- Action item
Write out the stretch of the auto loan text from "For instance, if" through "can it continue?" word for word.

### Text excerpt ###

We’ve seen some significant tightening in the commercial bank sector for auto loans – on both the supply and demand side.

Just look at the chart below.

Consumer automobile loans (blue line) have plunged – hitting -4% as of late December (the first time since data collected it’s been negative).

Meanwhile the percentage of banks tightening auto loan standards have risen to 14.6% - compared to when it was -18.6% in Q3-2021 as banks were loosening lending standards.

A graph of a graph showing the price of a loan

Description automatically generated with medium confidence

This implies that both higher interest rates have dissuaded new borrowers while also causing banks to scale back lending.

Now, of course, many private lenders will write their auto loans - which isn’t reflected in the commercial bank data.

But still, the appetite has faded.

So, I believe all this raises three big questions:

1.      Private lenders are extending loans further to try and move inventory – otherwise car prices will keep declining if demand is weak.

For instance, if the masses don’t have an extra $30,000 laying around to outright buy a new car, they’ll either need debt or for prices to decline far enough.

Well, auto firms likely don’t want to see prices decline and crimp their margins – so they’ll make the loan when they can. But can it continue?

      If auto loan demand continues to weaken and delinquencies rise, this may put further pressure on auto prices – compounding the negative equity problem. Will it ripple into a feedback loop?

    The subprime auto securities market is backed by these borrowers and their vehicles as collateral. Missing payments and falling auto prices aren’t exactly great things when holding onto these securities.

Imagine a game of Jenga with subprime blocks at the bottom. If enough of the pieces get pulled out, it can pull the whole thing down with it (or at least make it very wobbly). Is this something to worry about yet?

Wrapping It Up

Consumers are feeling the pressure of declining used vehicle prices, tighter credit (higher borrowing costs), and declining wage growth.

This trend may lead to a wave of defaults and increased negative equity, creating a feedback loop at the margin.

### Data extracts ###

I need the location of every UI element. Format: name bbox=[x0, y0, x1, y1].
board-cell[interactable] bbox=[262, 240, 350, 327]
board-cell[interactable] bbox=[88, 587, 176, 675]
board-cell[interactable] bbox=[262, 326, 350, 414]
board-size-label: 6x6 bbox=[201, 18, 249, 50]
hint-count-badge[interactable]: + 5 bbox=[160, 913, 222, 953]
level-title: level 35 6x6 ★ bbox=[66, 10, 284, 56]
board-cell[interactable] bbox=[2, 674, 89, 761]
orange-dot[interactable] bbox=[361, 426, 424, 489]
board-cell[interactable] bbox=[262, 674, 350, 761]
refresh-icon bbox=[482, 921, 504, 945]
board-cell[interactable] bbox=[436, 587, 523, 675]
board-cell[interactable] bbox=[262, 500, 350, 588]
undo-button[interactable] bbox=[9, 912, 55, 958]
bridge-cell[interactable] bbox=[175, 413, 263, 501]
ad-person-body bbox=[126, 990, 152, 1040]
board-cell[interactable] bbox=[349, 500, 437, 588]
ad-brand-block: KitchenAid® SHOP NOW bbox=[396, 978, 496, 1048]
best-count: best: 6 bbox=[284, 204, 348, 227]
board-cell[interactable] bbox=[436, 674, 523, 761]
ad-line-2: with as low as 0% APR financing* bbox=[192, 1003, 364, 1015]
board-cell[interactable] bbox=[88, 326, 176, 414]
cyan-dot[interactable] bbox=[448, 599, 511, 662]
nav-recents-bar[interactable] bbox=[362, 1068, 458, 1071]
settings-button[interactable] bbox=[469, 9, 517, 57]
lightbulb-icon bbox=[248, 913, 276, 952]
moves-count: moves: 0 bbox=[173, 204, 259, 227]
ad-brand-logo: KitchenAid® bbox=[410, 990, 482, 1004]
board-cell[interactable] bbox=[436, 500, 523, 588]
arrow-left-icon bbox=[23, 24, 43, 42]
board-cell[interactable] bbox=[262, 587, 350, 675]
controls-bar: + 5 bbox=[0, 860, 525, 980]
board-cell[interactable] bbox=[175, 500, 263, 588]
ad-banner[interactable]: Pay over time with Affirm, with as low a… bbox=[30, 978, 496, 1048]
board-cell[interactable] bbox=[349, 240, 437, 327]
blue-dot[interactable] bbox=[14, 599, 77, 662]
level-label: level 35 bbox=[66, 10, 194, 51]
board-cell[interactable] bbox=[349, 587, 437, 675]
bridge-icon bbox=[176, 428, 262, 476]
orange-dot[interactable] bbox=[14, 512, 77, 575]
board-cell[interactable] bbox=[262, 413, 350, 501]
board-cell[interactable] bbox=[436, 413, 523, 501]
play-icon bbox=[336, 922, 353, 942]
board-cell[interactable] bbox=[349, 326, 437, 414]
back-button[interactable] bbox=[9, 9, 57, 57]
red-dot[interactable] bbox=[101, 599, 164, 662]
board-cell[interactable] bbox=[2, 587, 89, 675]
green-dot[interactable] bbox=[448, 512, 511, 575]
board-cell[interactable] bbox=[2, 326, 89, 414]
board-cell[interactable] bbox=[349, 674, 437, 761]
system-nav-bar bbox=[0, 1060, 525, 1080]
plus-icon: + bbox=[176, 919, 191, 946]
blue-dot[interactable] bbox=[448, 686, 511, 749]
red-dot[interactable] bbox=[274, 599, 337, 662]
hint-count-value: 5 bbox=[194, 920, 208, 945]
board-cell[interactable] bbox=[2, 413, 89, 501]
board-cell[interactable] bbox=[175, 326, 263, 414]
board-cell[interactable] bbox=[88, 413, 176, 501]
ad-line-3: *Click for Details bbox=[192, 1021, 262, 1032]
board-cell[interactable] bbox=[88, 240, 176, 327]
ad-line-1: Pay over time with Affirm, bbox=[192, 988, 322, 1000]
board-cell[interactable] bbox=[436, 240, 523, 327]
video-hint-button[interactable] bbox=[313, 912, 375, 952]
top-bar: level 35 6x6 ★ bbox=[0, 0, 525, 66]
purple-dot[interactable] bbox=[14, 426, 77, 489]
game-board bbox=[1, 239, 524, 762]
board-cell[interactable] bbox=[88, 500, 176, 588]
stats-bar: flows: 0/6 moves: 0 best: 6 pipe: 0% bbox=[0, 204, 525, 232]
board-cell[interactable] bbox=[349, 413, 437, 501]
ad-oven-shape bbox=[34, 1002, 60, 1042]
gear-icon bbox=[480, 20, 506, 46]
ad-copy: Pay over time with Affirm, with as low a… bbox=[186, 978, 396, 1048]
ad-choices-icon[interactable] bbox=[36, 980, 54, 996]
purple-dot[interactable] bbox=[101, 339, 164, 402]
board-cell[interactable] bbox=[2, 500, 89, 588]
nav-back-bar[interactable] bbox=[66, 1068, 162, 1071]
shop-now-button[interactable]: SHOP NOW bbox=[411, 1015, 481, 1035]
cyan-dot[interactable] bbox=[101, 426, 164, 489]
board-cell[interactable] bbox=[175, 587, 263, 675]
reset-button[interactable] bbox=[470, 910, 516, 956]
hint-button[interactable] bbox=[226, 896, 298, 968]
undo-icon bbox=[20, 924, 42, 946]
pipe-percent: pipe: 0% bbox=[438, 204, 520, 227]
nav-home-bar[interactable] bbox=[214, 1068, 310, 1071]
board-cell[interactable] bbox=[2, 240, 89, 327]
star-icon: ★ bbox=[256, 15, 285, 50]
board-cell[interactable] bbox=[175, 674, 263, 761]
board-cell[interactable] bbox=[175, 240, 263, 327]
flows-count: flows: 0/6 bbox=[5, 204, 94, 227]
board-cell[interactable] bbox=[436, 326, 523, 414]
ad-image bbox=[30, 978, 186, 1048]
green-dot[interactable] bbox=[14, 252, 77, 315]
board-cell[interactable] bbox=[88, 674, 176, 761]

###

- Exercise solution
For instance, if the masses don’t have an extra $30,000 laying around to outright buy a new car, they’ll either need debt or for prices to decline far enough.

Well, auto firms likely don’t want to see prices decline and crimp their margins – so they’ll make the loan when they can. But can it continue?